**Data lines:**
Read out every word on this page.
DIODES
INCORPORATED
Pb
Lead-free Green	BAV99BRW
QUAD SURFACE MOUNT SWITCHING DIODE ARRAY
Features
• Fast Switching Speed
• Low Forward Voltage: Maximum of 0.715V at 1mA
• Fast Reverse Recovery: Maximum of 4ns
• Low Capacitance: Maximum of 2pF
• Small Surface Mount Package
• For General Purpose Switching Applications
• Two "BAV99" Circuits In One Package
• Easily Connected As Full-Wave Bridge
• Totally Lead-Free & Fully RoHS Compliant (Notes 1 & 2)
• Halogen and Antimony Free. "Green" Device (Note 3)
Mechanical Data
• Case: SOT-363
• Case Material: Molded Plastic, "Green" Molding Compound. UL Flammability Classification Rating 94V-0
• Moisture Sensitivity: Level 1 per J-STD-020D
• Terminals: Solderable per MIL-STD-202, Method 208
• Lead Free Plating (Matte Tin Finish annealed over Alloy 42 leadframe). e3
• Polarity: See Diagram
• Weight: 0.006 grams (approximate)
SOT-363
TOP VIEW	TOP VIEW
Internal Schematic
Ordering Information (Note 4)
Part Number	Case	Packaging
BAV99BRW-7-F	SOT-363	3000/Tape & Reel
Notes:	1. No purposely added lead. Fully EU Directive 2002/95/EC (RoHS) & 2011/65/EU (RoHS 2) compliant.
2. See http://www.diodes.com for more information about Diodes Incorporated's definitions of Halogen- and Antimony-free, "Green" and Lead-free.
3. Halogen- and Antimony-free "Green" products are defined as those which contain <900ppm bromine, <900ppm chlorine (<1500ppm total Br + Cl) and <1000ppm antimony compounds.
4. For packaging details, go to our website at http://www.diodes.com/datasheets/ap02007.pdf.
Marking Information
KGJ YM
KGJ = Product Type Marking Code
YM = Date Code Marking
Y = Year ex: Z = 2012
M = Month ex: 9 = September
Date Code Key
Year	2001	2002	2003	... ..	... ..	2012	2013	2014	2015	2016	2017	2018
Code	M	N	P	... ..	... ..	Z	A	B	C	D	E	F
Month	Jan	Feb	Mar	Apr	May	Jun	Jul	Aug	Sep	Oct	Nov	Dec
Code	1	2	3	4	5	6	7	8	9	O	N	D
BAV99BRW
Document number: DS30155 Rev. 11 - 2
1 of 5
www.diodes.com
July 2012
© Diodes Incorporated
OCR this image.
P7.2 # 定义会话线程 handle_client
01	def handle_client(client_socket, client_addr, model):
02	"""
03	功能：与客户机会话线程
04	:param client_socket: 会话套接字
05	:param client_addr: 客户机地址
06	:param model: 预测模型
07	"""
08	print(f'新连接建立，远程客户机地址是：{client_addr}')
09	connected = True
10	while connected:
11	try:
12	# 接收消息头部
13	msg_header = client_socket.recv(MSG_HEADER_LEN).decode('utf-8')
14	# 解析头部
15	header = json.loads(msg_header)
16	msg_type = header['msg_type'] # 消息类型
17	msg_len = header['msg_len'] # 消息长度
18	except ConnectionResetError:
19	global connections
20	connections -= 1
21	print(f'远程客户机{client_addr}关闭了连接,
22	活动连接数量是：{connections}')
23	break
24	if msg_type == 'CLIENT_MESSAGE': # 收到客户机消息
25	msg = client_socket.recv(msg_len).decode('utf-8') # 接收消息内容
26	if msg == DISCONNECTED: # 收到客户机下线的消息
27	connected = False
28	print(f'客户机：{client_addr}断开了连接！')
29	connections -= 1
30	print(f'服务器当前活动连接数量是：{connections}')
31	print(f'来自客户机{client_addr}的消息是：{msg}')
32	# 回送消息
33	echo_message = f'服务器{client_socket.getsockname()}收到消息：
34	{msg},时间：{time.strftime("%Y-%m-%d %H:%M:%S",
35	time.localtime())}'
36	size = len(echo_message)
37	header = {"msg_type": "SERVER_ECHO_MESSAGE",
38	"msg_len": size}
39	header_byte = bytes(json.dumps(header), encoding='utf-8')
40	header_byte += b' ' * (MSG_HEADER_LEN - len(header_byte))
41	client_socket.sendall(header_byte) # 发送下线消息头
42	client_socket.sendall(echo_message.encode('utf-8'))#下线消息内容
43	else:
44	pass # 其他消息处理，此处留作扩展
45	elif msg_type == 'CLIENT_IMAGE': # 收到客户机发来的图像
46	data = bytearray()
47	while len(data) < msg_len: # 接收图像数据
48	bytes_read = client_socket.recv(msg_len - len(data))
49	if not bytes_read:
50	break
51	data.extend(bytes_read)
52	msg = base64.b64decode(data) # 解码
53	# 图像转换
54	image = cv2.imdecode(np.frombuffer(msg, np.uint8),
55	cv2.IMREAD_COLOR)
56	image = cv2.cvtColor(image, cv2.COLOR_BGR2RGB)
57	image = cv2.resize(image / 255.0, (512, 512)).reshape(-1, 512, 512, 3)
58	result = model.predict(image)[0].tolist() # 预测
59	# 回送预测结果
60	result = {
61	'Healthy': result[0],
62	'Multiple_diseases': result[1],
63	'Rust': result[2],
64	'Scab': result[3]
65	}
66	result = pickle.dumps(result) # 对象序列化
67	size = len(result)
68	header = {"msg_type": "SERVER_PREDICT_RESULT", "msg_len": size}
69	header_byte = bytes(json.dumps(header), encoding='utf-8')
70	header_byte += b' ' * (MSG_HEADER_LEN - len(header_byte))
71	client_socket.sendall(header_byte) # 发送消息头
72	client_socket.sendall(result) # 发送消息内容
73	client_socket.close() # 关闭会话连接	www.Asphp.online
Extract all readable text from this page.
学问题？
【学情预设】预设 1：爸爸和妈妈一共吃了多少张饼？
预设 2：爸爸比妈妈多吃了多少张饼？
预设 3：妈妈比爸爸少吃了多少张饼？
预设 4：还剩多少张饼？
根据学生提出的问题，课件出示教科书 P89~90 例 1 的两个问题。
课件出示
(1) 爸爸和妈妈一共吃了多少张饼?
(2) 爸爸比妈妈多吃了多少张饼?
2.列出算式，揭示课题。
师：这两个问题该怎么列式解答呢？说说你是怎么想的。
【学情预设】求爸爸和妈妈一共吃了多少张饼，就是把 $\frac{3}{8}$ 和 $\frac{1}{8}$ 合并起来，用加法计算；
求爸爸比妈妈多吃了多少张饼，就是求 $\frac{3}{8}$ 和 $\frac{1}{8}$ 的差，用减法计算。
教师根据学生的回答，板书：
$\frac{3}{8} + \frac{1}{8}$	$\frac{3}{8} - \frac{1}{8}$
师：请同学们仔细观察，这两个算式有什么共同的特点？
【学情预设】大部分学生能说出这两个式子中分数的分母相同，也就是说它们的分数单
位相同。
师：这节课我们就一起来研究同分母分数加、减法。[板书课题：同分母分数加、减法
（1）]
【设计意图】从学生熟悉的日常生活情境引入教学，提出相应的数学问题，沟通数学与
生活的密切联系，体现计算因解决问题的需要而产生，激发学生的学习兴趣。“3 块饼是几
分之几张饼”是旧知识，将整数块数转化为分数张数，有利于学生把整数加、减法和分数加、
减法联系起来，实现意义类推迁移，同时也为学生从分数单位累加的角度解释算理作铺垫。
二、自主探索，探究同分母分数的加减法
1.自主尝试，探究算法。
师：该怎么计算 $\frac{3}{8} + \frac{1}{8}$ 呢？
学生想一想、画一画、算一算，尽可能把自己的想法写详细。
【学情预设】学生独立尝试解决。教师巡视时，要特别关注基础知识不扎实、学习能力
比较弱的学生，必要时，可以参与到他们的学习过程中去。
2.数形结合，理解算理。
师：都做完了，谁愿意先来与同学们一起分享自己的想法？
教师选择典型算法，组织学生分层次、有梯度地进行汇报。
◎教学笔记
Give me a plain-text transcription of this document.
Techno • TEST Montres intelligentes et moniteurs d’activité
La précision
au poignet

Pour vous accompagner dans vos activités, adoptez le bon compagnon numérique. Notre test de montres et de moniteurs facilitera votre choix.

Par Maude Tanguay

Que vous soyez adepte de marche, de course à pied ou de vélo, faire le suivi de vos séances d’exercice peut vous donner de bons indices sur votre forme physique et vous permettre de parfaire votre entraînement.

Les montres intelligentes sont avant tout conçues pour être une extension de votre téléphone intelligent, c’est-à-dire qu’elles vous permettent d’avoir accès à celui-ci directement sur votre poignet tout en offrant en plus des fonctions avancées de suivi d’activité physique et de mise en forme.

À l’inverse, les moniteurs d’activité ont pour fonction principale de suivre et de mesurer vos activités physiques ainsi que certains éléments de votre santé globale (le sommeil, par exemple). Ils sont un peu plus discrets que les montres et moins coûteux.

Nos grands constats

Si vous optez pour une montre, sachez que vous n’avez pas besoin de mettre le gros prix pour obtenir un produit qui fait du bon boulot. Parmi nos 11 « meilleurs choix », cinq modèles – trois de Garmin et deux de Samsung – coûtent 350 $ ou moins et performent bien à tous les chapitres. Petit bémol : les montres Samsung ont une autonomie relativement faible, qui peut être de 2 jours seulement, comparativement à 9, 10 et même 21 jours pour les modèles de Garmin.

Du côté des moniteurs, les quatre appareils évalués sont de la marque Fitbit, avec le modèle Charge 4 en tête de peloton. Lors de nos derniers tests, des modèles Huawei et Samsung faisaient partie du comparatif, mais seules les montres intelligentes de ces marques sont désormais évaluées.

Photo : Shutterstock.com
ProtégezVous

**What to work on:**
In the material above, find each line that contains the word "Maximum", and select it.

**Solution:**
• Low Forward Voltage: Maximum of 0.715V at 1mA
• Fast Reverse Recovery: Maximum of 4ns
• Low Capacitance: Maximum of 2pF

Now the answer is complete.